▸ **PROBLEM TO SOLVE**:
In the data below, find every line that has the string "this", and copy it.

▸ **RECORDS SHOWN**:
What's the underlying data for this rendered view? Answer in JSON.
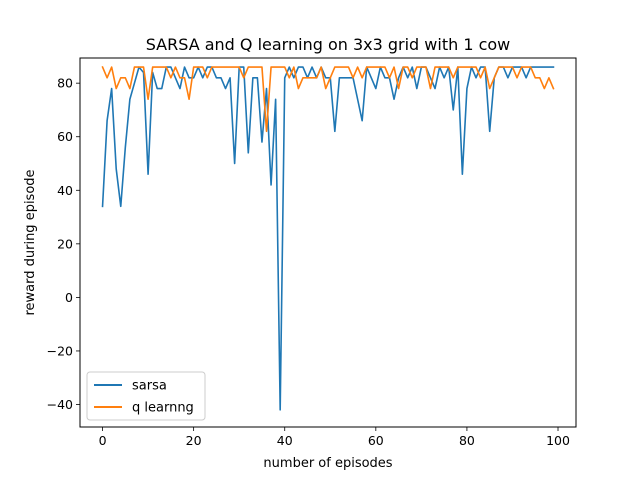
{
  "chart_data": {
    "type": "line",
    "title": "SARSA and Q learning on 3x3 grid with 1 cow",
    "xlabel": "number of episodes",
    "ylabel": "reward during episode",
    "xlim": [
      -4.95,
      103.95
    ],
    "ylim": [
      -48.4,
      89.4
    ],
    "xticks": [
      0,
      20,
      40,
      60,
      80,
      100
    ],
    "yticks": [
      -40,
      -20,
      0,
      20,
      40,
      60,
      80
    ],
    "grid": false,
    "legend_position": "lower-left",
    "series": [
      {
        "name": "sarsa",
        "color": "#1f77b4",
        "values": [
          34,
          66,
          78,
          48,
          34,
          56,
          74,
          80,
          86,
          84,
          46,
          84,
          78,
          78,
          86,
          86,
          82,
          78,
          86,
          82,
          82,
          86,
          82,
          86,
          86,
          82,
          82,
          78,
          82,
          50,
          86,
          86,
          54,
          82,
          82,
          58,
          78,
          42,
          74,
          -42,
          82,
          86,
          82,
          86,
          86,
          82,
          86,
          82,
          86,
          82,
          82,
          62,
          82,
          82,
          82,
          82,
          74,
          66,
          86,
          82,
          78,
          86,
          82,
          82,
          74,
          82,
          86,
          82,
          86,
          78,
          86,
          86,
          82,
          78,
          86,
          82,
          86,
          70,
          86,
          46,
          78,
          86,
          82,
          86,
          86,
          62,
          82,
          86,
          86,
          82,
          86,
          86,
          86,
          82,
          86,
          86,
          86,
          86,
          86,
          86
        ]
      },
      {
        "name": "q learnng",
        "color": "#ff7f0e",
        "values": [
          86,
          82,
          86,
          78,
          82,
          82,
          78,
          86,
          86,
          86,
          74,
          86,
          86,
          86,
          86,
          82,
          86,
          82,
          82,
          74,
          86,
          86,
          86,
          82,
          86,
          86,
          86,
          86,
          86,
          86,
          86,
          82,
          86,
          86,
          86,
          86,
          62,
          86,
          86,
          86,
          86,
          82,
          86,
          78,
          82,
          82,
          82,
          82,
          86,
          78,
          82,
          86,
          86,
          86,
          86,
          82,
          86,
          82,
          86,
          86,
          86,
          86,
          86,
          82,
          86,
          78,
          86,
          86,
          82,
          86,
          86,
          86,
          78,
          86,
          86,
          86,
          86,
          82,
          86,
          86,
          86,
          86,
          86,
          82,
          86,
          78,
          82,
          86,
          86,
          86,
          86,
          82,
          86,
          86,
          86,
          82,
          82,
          78,
          82,
          78
        ]
      }
    ]
  }
}
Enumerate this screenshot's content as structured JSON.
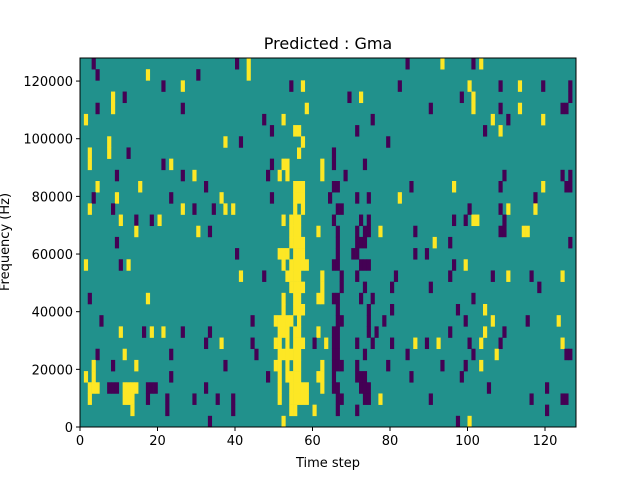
{
  "chart_data": {
    "type": "heatmap",
    "title": "Predicted : Gma",
    "xlabel": "Time step",
    "ylabel": "Frequency (Hz)",
    "xlim": [
      0,
      128
    ],
    "ylim": [
      0,
      128000
    ],
    "x_ticks": [
      0,
      20,
      40,
      60,
      80,
      100,
      120
    ],
    "y_ticks": [
      0,
      20000,
      40000,
      60000,
      80000,
      100000,
      120000
    ],
    "n_time_steps": 128,
    "n_freq_bins": 33,
    "rows_order": "high-to-low frequency",
    "colors": {
      "background": "#21918c",
      "purple": "#440154",
      "yellow": "#fde725"
    },
    "grid": false,
    "rows": [
      {
        "p": [
          3,
          40,
          84,
          101
        ],
        "y": [
          43,
          93,
          103
        ]
      },
      {
        "p": [
          4,
          30
        ],
        "y": [
          17,
          43
        ]
      },
      {
        "p": [
          21,
          54,
          82,
          108,
          119,
          126
        ],
        "y": [
          26,
          57,
          100,
          113
        ]
      },
      {
        "p": [
          11,
          69,
          98,
          126
        ],
        "y": [
          8,
          72,
          101
        ]
      },
      {
        "p": [
          4,
          26,
          90,
          108,
          124,
          125
        ],
        "y": [
          8,
          58,
          101,
          113
        ]
      },
      {
        "p": [
          47,
          75,
          110
        ],
        "y": [
          1,
          52,
          106,
          119
        ]
      },
      {
        "p": [
          49,
          71,
          104
        ],
        "y": [
          55,
          56,
          108
        ]
      },
      {
        "p": [
          41,
          79
        ],
        "y": [
          7,
          37,
          57
        ]
      },
      {
        "p": [
          12,
          65
        ],
        "y": [
          2,
          7,
          56
        ]
      },
      {
        "p": [
          21,
          49,
          65,
          73
        ],
        "y": [
          2,
          23,
          52,
          53,
          62
        ]
      },
      {
        "p": [
          9,
          26,
          48,
          68,
          109,
          124,
          126
        ],
        "y": [
          29,
          51,
          53,
          62
        ]
      },
      {
        "p": [
          32,
          65,
          66,
          85,
          108,
          125,
          126
        ],
        "y": [
          4,
          15,
          55,
          56,
          57,
          96,
          119
        ]
      },
      {
        "p": [
          3,
          23,
          49,
          64,
          71,
          74,
          117
        ],
        "y": [
          9,
          36,
          55,
          56,
          57,
          82
        ]
      },
      {
        "p": [
          8,
          29,
          34,
          66,
          67,
          100,
          108
        ],
        "y": [
          2,
          26,
          37,
          39,
          55,
          57,
          110,
          117
        ]
      },
      {
        "p": [
          14,
          18,
          65,
          72,
          74,
          96,
          99,
          109
        ],
        "y": [
          10,
          20,
          52,
          54,
          55,
          56,
          101,
          102
        ]
      },
      {
        "p": [
          33,
          66,
          71,
          73,
          74,
          86,
          108,
          109
        ],
        "y": [
          14,
          30,
          54,
          55,
          56,
          61,
          77,
          114,
          115
        ]
      },
      {
        "p": [
          9,
          66,
          71,
          72,
          73,
          95,
          126
        ],
        "y": [
          54,
          55,
          56,
          57,
          91
        ]
      },
      {
        "p": [
          40,
          66,
          70,
          71,
          86,
          89
        ],
        "y": [
          51,
          52,
          53,
          55,
          56,
          57
        ]
      },
      {
        "p": [
          10,
          65,
          66,
          72,
          73,
          74,
          96
        ],
        "y": [
          1,
          12,
          52,
          54,
          55,
          56,
          57,
          58,
          99
        ]
      },
      {
        "p": [
          47,
          67,
          71,
          81,
          95,
          106,
          116
        ],
        "y": [
          41,
          53,
          54,
          55,
          56,
          62,
          110,
          124
        ]
      },
      {
        "p": [
          67,
          73,
          80,
          90,
          118
        ],
        "y": [
          54,
          55,
          56,
          57,
          62
        ]
      },
      {
        "p": [
          2,
          65,
          66,
          72,
          75,
          101
        ],
        "y": [
          17,
          52,
          55,
          56,
          61,
          62
        ]
      },
      {
        "p": [
          66,
          74,
          80,
          97
        ],
        "y": [
          52,
          55,
          56,
          57,
          104
        ]
      },
      {
        "p": [
          5,
          44,
          66,
          67,
          74,
          78,
          99,
          115
        ],
        "y": [
          50,
          51,
          52,
          53,
          54,
          56,
          106,
          123
        ]
      },
      {
        "p": [
          16,
          26,
          33,
          65,
          66,
          74,
          76,
          95,
          109
        ],
        "y": [
          10,
          18,
          21,
          51,
          52,
          53,
          55,
          56,
          61,
          104
        ]
      },
      {
        "p": [
          32,
          44,
          60,
          65,
          66,
          71,
          75,
          80,
          89,
          100,
          108
        ],
        "y": [
          36,
          50,
          51,
          53,
          55,
          56,
          57,
          63,
          86,
          92,
          103,
          124
        ]
      },
      {
        "p": [
          4,
          23,
          45,
          65,
          66,
          73,
          84,
          101,
          125,
          126
        ],
        "y": [
          11,
          51,
          52,
          53,
          54,
          55,
          56,
          107
        ]
      },
      {
        "p": [
          8,
          37,
          65,
          66,
          67,
          71,
          79,
          93,
          99
        ],
        "y": [
          3,
          14,
          50,
          51,
          53,
          55,
          56,
          62,
          103
        ]
      },
      {
        "p": [
          23,
          48,
          65,
          71,
          72,
          73,
          85,
          98
        ],
        "y": [
          1,
          3,
          51,
          53,
          54,
          55,
          56,
          61,
          62
        ]
      },
      {
        "p": [
          7,
          8,
          9,
          17,
          18,
          19,
          32,
          65,
          66,
          72,
          73,
          74,
          105,
          120
        ],
        "y": [
          2,
          3,
          4,
          11,
          12,
          13,
          14,
          51,
          54,
          55,
          56,
          57,
          58,
          62
        ]
      },
      {
        "p": [
          17,
          22,
          29,
          35,
          39,
          66,
          67,
          73,
          74,
          90,
          116,
          124,
          125
        ],
        "y": [
          2,
          11,
          12,
          13,
          51,
          54,
          55,
          56,
          57,
          58,
          77
        ]
      },
      {
        "p": [
          22,
          39,
          66,
          71,
          120
        ],
        "y": [
          13,
          54,
          55,
          60
        ]
      },
      {
        "p": [
          33,
          97
        ],
        "y": [
          52,
          100
        ]
      }
    ]
  }
}
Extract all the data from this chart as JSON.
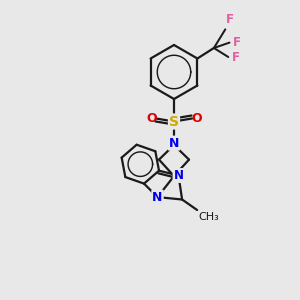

▸ **CORRECT RESULT**:
What's the underlying data for this rendered view? Answer in JSON.
Enumerate this screenshot's content as structured JSON.
Extract all the data from this chart as JSON.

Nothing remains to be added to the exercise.